(Extracted data entries)
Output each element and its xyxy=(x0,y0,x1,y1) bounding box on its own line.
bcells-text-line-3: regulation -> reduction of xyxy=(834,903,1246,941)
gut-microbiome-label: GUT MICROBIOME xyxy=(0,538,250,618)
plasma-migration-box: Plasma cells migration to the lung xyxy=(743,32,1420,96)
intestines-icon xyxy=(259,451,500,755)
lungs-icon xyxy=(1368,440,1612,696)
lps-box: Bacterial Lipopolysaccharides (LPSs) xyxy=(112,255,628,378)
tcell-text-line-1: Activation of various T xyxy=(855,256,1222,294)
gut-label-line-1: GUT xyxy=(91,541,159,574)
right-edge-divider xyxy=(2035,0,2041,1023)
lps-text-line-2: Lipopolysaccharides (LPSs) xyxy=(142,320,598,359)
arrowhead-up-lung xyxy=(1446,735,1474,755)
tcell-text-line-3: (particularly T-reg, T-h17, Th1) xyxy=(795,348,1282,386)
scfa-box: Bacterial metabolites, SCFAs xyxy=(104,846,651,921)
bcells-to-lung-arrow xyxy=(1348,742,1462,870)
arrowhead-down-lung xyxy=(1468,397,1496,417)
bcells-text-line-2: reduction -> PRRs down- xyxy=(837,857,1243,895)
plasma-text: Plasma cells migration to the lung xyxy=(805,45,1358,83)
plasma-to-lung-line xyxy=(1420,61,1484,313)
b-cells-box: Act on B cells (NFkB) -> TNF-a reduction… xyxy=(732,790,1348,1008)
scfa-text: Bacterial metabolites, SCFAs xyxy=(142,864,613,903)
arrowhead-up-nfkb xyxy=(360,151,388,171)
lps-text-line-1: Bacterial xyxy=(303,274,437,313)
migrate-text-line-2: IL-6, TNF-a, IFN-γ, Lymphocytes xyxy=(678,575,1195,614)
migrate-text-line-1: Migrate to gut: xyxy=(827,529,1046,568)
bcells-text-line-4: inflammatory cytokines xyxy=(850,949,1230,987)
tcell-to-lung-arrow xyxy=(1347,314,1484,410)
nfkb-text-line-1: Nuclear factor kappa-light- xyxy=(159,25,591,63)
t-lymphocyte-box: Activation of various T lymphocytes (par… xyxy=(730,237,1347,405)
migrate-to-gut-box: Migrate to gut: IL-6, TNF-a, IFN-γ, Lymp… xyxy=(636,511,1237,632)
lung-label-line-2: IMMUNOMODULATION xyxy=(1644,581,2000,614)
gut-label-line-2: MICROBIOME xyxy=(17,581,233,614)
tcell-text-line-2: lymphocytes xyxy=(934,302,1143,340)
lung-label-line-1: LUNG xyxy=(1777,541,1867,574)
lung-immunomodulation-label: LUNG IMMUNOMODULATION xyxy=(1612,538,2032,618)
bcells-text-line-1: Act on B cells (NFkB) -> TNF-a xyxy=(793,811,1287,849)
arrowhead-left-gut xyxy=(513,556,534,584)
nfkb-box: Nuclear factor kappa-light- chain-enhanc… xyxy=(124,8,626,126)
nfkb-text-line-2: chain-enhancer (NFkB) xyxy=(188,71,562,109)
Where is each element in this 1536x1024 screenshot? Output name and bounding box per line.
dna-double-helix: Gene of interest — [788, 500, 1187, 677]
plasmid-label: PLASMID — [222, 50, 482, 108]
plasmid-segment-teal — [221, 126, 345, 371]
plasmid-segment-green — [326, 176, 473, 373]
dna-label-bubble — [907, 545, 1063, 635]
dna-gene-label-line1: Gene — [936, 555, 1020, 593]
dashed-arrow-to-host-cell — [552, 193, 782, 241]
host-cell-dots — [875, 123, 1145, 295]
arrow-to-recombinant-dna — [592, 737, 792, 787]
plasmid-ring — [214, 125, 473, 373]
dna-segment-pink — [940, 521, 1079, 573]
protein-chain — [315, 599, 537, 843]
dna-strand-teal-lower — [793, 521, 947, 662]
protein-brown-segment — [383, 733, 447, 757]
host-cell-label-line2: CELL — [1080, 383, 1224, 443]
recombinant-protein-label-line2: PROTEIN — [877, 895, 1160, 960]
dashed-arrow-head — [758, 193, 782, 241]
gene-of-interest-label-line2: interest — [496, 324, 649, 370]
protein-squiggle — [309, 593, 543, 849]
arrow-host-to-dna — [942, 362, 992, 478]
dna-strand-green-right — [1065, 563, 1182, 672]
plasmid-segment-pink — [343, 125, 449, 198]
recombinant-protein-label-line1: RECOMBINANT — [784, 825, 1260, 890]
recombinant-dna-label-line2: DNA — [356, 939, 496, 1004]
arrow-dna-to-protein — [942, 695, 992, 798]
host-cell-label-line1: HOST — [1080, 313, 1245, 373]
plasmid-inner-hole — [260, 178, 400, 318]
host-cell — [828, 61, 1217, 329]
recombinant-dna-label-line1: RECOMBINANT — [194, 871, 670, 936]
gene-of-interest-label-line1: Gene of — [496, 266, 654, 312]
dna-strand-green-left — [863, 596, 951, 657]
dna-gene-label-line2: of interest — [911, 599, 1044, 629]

◆ **Assignment**
So that nothing differs from the original, transcribe all of the records above.

◆ **Expected answer**
Output each element and its xyxy=(x0,y0,x1,y1) bounding box on its own line.
bcells-text-line-3: regulation -> reduction of xyxy=(834,903,1246,941)
gut-microbiome-label: GUT MICROBIOME xyxy=(0,538,250,618)
plasma-migration-box: Plasma cells migration to the lung xyxy=(743,32,1420,96)
intestines-icon xyxy=(259,451,500,755)
lungs-icon xyxy=(1368,440,1612,696)
lps-box: Bacterial Lipopolysaccharides (LPSs) xyxy=(112,255,628,378)
tcell-text-line-1: Activation of various T xyxy=(855,256,1222,294)
gut-label-line-1: GUT xyxy=(91,541,159,574)
right-edge-divider xyxy=(2035,0,2041,1023)
lps-text-line-2: Lipopolysaccharides (LPSs) xyxy=(142,320,598,359)
arrowhead-up-lung xyxy=(1446,735,1474,755)
tcell-text-line-3: (particularly T-reg, T-h17, Th1) xyxy=(795,348,1282,386)
scfa-box: Bacterial metabolites, SCFAs xyxy=(104,846,651,921)
bcells-to-lung-arrow xyxy=(1348,742,1462,870)
arrowhead-down-lung xyxy=(1468,397,1496,417)
bcells-text-line-2: reduction -> PRRs down- xyxy=(837,857,1243,895)
plasma-text: Plasma cells migration to the lung xyxy=(805,45,1358,83)
plasma-to-lung-line xyxy=(1420,61,1484,313)
b-cells-box: Act on B cells (NFkB) -> TNF-a reduction… xyxy=(732,790,1348,1008)
scfa-text: Bacterial metabolites, SCFAs xyxy=(142,864,613,903)
arrowhead-up-nfkb xyxy=(360,151,388,171)
lps-text-line-1: Bacterial xyxy=(303,274,437,313)
migrate-text-line-2: IL-6, TNF-a, IFN-γ, Lymphocytes xyxy=(678,575,1195,614)
migrate-text-line-1: Migrate to gut: xyxy=(827,529,1046,568)
bcells-text-line-4: inflammatory cytokines xyxy=(850,949,1230,987)
tcell-to-lung-arrow xyxy=(1347,314,1484,410)
nfkb-text-line-1: Nuclear factor kappa-light- xyxy=(159,25,591,63)
t-lymphocyte-box: Activation of various T lymphocytes (par… xyxy=(730,237,1347,405)
migrate-to-gut-box: Migrate to gut: IL-6, TNF-a, IFN-γ, Lymp… xyxy=(636,511,1237,632)
lung-label-line-2: IMMUNOMODULATION xyxy=(1644,581,2000,614)
gut-label-line-2: MICROBIOME xyxy=(17,581,233,614)
tcell-text-line-2: lymphocytes xyxy=(934,302,1143,340)
lung-label-line-1: LUNG xyxy=(1777,541,1867,574)
lung-immunomodulation-label: LUNG IMMUNOMODULATION xyxy=(1612,538,2032,618)
bcells-text-line-1: Act on B cells (NFkB) -> TNF-a xyxy=(793,811,1287,849)
arrowhead-left-gut xyxy=(513,556,534,584)
nfkb-box: Nuclear factor kappa-light- chain-enhanc… xyxy=(124,8,626,126)
nfkb-text-line-2: chain-enhancer (NFkB) xyxy=(188,71,562,109)
Where is each element in this 1536x1024 screenshot? Output name and bounding box per line.
dna-double-helix: Gene of interest — [788, 500, 1187, 677]
plasmid-label: PLASMID — [222, 50, 482, 108]
plasmid-segment-teal — [221, 126, 345, 371]
plasmid-segment-green — [326, 176, 473, 373]
dna-label-bubble — [907, 545, 1063, 635]
dna-gene-label-line1: Gene — [936, 555, 1020, 593]
dashed-arrow-to-host-cell — [552, 193, 782, 241]
host-cell-dots — [875, 123, 1145, 295]
arrow-to-recombinant-dna — [592, 737, 792, 787]
plasmid-ring — [214, 125, 473, 373]
dna-segment-pink — [940, 521, 1079, 573]
protein-chain — [315, 599, 537, 843]
dna-strand-teal-lower — [793, 521, 947, 662]
protein-brown-segment — [383, 733, 447, 757]
host-cell-label-line2: CELL — [1080, 383, 1224, 443]
recombinant-protein-label-line2: PROTEIN — [877, 895, 1160, 960]
dashed-arrow-head — [758, 193, 782, 241]
gene-of-interest-label-line2: interest — [496, 324, 649, 370]
protein-squiggle — [309, 593, 543, 849]
arrow-host-to-dna — [942, 362, 992, 478]
dna-strand-green-right — [1065, 563, 1182, 672]
plasmid-segment-pink — [343, 125, 449, 198]
recombinant-protein-label-line1: RECOMBINANT — [784, 825, 1260, 890]
recombinant-dna-label-line2: DNA — [356, 939, 496, 1004]
arrow-dna-to-protein — [942, 695, 992, 798]
host-cell-label-line1: HOST — [1080, 313, 1245, 373]
plasmid-inner-hole — [260, 178, 400, 318]
host-cell — [828, 61, 1217, 329]
recombinant-dna-label-line1: RECOMBINANT — [194, 871, 670, 936]
gene-of-interest-label-line1: Gene of — [496, 266, 654, 312]
dna-strand-green-left — [863, 596, 951, 657]
dna-gene-label-line2: of interest — [911, 599, 1044, 629]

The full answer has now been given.